- _INPUT MATERIAL_:
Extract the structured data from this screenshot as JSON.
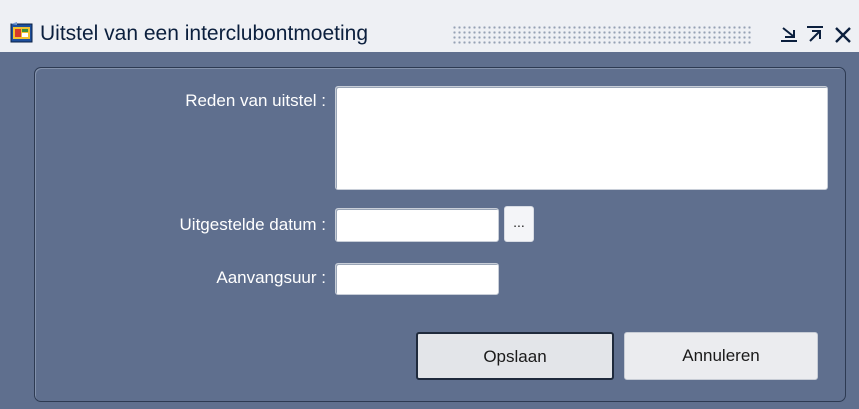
{
  "window": {
    "title": "Uitstel van een interclubontmoeting",
    "icons": {
      "app": "forms-app-icon",
      "minimize": "minimize-icon",
      "maximize": "maximize-icon",
      "close": "close-icon"
    }
  },
  "form": {
    "reason_label": "Reden van uitstel :",
    "reason_value": "",
    "postponed_date_label": "Uitgestelde datum :",
    "postponed_date_value": "",
    "date_picker_label": "...",
    "start_time_label": "Aanvangsuur :",
    "start_time_value": ""
  },
  "buttons": {
    "save_label": "Opslaan",
    "cancel_label": "Annuleren"
  },
  "colors": {
    "window_background": "#5f6f8e",
    "titlebar_background": "#eef0f4",
    "title_text": "#0b1f3d",
    "label_text": "#ffffff"
  }
}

- _AIM_:
Copy out each line exactly, without the pictures.

- _EXPECTED ANSWER_:
Extract the structured data from this screenshot as JSON.
{
  "window": {
    "title": "Uitstel van een interclubontmoeting",
    "icons": {
      "app": "forms-app-icon",
      "minimize": "minimize-icon",
      "maximize": "maximize-icon",
      "close": "close-icon"
    }
  },
  "form": {
    "reason_label": "Reden van uitstel :",
    "reason_value": "",
    "postponed_date_label": "Uitgestelde datum :",
    "postponed_date_value": "",
    "date_picker_label": "...",
    "start_time_label": "Aanvangsuur :",
    "start_time_value": ""
  },
  "buttons": {
    "save_label": "Opslaan",
    "cancel_label": "Annuleren"
  },
  "colors": {
    "window_background": "#5f6f8e",
    "titlebar_background": "#eef0f4",
    "title_text": "#0b1f3d",
    "label_text": "#ffffff"
  }
}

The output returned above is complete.